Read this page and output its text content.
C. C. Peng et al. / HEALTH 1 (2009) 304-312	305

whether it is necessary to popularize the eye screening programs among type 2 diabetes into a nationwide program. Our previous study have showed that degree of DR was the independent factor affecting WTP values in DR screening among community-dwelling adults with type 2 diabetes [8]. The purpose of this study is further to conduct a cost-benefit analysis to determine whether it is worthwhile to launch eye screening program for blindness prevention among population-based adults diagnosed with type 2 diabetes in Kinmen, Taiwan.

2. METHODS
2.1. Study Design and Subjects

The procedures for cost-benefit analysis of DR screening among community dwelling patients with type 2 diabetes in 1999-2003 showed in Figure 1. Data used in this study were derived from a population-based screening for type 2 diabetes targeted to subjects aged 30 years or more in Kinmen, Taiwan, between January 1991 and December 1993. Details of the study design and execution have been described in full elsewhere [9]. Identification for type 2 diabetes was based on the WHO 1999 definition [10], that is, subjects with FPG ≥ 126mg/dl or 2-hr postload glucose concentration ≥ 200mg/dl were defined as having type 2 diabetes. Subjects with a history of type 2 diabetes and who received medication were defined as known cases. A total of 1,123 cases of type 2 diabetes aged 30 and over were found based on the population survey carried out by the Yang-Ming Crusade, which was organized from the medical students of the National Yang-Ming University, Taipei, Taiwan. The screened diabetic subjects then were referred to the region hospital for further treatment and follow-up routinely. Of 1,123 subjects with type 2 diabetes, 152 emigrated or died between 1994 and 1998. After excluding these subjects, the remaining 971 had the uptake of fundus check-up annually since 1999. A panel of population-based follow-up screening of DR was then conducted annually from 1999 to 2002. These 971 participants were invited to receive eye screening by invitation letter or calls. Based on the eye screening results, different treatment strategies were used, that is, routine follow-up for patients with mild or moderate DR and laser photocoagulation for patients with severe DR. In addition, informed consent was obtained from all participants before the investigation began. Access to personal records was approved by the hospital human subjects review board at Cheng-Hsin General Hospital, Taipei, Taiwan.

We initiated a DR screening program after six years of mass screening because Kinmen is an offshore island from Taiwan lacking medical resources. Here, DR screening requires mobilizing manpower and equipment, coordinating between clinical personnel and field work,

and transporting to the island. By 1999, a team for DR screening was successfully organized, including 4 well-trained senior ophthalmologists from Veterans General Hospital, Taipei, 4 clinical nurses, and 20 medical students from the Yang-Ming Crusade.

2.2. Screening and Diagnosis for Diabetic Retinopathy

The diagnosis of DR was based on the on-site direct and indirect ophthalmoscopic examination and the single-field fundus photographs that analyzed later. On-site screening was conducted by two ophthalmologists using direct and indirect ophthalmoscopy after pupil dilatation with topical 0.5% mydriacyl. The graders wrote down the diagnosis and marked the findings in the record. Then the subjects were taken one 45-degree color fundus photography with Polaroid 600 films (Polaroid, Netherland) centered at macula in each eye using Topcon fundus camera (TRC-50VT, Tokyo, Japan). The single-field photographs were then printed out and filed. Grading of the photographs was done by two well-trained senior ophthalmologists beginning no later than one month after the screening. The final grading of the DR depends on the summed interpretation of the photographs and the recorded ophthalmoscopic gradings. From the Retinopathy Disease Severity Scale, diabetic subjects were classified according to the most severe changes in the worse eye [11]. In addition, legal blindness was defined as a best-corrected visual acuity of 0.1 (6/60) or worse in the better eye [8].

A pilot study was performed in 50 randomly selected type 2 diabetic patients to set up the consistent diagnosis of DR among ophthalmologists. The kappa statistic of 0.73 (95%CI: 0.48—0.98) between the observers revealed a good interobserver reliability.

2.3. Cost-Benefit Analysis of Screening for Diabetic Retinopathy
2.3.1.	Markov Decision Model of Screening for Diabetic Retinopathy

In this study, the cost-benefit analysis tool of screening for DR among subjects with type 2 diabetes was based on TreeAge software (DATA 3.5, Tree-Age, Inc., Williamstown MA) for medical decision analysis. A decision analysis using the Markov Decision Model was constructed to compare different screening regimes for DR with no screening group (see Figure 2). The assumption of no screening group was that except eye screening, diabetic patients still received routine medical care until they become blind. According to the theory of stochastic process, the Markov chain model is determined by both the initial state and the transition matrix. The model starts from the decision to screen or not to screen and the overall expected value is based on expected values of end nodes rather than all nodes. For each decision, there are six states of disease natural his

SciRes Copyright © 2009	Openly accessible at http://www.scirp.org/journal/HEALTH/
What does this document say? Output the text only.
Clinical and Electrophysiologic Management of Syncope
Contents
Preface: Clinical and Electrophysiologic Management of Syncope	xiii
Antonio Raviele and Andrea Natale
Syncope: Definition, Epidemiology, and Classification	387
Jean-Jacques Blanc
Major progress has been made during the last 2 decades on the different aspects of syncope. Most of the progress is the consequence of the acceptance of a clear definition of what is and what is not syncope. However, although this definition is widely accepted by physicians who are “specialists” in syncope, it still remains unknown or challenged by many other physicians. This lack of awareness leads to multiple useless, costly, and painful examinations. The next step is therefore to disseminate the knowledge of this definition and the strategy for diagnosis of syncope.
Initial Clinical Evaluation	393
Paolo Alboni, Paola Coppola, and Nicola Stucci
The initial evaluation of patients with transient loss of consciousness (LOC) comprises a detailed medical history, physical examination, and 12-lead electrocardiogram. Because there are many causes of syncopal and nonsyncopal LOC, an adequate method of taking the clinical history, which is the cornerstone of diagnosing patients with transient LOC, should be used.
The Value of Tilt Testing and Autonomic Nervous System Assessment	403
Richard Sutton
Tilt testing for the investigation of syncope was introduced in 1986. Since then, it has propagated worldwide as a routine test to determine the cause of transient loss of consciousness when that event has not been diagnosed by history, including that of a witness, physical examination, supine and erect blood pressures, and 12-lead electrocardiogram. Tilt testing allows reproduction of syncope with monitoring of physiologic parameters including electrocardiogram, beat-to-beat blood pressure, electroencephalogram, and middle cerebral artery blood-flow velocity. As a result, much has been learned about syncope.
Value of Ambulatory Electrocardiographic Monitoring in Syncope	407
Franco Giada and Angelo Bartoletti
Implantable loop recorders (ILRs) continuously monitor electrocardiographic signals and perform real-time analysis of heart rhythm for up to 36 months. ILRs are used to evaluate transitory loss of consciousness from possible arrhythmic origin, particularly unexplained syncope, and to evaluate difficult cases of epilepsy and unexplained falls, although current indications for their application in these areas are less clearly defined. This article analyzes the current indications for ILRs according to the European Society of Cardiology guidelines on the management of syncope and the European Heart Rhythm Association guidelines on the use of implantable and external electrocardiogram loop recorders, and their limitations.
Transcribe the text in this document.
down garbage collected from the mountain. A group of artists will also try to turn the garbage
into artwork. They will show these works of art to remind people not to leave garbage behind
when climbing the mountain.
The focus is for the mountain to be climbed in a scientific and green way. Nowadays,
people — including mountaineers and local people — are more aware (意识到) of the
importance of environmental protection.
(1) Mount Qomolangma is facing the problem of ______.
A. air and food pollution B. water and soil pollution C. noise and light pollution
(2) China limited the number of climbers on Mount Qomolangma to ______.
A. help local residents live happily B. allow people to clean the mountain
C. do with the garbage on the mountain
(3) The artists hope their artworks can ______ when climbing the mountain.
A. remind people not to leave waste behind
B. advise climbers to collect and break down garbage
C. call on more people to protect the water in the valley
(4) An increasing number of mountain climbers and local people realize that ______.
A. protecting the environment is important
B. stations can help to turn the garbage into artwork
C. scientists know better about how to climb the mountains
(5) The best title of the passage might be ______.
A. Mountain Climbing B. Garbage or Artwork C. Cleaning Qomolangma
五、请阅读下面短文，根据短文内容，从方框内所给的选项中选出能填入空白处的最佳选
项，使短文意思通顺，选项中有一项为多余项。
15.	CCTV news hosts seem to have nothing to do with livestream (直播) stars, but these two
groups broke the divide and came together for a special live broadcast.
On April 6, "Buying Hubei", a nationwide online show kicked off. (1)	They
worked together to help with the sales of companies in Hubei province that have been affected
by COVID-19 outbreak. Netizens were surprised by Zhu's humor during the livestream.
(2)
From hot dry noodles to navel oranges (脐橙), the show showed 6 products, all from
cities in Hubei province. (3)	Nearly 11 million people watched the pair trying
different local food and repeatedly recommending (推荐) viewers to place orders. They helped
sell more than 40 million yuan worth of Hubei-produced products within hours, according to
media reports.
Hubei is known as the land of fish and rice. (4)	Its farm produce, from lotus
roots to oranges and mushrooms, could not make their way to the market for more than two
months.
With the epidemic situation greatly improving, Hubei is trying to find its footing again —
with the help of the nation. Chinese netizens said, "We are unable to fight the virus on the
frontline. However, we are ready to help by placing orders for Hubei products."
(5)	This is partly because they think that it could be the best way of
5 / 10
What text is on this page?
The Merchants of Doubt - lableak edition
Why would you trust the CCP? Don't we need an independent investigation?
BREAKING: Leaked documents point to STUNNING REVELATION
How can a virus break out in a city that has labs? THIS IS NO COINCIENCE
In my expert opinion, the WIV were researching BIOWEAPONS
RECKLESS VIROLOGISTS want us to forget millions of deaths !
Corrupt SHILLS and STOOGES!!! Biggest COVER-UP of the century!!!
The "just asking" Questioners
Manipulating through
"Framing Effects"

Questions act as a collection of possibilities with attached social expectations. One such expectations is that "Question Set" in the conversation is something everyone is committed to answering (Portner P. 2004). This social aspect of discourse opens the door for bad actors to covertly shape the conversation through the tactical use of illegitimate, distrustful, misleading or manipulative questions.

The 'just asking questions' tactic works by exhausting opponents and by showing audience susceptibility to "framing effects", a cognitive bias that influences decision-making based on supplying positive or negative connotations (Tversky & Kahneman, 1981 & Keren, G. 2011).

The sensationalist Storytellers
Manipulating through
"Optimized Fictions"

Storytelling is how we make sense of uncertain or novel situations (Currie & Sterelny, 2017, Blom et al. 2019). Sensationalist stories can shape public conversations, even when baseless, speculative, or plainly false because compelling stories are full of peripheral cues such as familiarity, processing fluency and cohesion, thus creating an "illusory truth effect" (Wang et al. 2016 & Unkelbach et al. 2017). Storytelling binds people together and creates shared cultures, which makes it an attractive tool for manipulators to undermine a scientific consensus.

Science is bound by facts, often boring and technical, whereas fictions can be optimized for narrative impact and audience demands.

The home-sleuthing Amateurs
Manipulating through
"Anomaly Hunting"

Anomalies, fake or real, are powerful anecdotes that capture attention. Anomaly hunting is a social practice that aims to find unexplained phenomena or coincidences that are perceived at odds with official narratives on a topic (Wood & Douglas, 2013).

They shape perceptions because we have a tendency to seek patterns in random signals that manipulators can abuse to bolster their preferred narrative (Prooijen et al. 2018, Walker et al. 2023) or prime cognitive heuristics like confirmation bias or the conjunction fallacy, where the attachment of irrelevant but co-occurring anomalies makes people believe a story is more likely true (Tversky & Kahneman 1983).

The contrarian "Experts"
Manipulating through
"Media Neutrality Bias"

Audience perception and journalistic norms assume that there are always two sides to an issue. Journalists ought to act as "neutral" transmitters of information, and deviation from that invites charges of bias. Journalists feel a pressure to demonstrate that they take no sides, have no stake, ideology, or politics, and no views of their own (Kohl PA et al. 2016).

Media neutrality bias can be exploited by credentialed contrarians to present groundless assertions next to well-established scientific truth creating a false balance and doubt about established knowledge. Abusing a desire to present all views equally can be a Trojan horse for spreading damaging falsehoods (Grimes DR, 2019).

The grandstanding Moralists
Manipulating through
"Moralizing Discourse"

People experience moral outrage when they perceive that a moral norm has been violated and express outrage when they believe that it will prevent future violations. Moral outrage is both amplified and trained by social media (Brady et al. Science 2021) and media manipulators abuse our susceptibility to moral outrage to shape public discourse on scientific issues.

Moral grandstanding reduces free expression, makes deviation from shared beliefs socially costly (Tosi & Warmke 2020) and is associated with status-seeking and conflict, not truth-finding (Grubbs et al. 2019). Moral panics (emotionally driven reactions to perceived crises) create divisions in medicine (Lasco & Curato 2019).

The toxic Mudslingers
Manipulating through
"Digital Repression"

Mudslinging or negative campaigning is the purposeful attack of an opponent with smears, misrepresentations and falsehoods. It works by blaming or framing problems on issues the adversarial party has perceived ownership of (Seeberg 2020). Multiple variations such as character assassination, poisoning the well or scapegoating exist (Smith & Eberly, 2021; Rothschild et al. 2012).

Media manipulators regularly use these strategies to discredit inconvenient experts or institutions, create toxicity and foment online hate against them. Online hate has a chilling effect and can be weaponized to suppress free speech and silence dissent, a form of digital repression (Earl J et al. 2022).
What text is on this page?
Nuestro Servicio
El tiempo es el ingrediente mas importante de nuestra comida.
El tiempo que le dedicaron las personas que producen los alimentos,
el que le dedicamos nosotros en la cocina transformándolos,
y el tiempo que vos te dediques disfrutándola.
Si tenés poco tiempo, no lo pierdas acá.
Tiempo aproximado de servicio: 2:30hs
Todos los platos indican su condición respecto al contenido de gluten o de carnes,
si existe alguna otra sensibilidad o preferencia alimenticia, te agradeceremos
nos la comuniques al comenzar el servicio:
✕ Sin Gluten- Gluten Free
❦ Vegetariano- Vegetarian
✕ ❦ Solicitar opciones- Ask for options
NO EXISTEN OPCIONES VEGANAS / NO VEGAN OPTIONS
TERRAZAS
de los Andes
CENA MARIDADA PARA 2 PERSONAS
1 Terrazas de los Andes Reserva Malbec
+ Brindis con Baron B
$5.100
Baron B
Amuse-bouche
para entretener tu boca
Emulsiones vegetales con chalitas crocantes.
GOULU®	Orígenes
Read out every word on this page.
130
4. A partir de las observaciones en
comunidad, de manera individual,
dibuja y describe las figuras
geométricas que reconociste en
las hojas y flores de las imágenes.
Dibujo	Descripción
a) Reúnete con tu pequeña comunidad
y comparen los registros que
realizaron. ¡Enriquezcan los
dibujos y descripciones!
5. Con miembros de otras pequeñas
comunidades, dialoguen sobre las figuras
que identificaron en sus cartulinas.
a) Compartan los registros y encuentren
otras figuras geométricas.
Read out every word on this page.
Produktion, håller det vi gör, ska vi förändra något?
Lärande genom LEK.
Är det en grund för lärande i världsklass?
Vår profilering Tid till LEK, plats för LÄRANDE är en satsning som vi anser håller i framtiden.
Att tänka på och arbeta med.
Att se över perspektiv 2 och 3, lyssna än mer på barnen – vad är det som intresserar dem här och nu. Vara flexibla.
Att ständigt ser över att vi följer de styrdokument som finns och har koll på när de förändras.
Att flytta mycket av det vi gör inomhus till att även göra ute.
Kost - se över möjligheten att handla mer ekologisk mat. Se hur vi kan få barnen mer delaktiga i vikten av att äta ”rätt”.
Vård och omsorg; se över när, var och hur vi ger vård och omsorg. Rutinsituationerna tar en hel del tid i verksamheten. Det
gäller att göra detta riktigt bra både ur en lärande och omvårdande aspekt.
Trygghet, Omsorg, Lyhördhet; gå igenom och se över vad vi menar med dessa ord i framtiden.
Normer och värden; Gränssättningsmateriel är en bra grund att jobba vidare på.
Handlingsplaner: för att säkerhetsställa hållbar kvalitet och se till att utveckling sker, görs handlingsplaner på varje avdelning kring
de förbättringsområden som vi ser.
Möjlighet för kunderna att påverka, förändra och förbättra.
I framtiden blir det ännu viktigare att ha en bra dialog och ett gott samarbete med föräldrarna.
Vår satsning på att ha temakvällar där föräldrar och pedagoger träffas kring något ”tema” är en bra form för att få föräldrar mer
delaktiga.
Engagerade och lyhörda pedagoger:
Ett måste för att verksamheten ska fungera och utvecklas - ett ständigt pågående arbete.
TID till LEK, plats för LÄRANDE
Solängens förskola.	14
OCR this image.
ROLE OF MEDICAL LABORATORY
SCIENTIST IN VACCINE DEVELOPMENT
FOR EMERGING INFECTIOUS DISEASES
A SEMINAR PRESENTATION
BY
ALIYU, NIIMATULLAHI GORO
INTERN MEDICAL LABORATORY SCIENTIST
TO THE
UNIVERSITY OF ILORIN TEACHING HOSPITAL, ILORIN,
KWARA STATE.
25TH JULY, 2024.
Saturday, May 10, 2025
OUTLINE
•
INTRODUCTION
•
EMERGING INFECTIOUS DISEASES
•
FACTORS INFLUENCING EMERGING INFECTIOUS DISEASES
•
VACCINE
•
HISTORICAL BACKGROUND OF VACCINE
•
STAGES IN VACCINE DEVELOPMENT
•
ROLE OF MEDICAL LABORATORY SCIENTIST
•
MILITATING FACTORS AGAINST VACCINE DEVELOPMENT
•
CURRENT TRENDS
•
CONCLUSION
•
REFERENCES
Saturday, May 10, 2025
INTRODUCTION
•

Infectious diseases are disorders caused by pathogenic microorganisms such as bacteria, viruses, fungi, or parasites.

::::

• WORK INSTRUCTION
From the data, work out how many lines include the word "asking"; the reply is that number and nothing else.

• TASK SOLUTION
2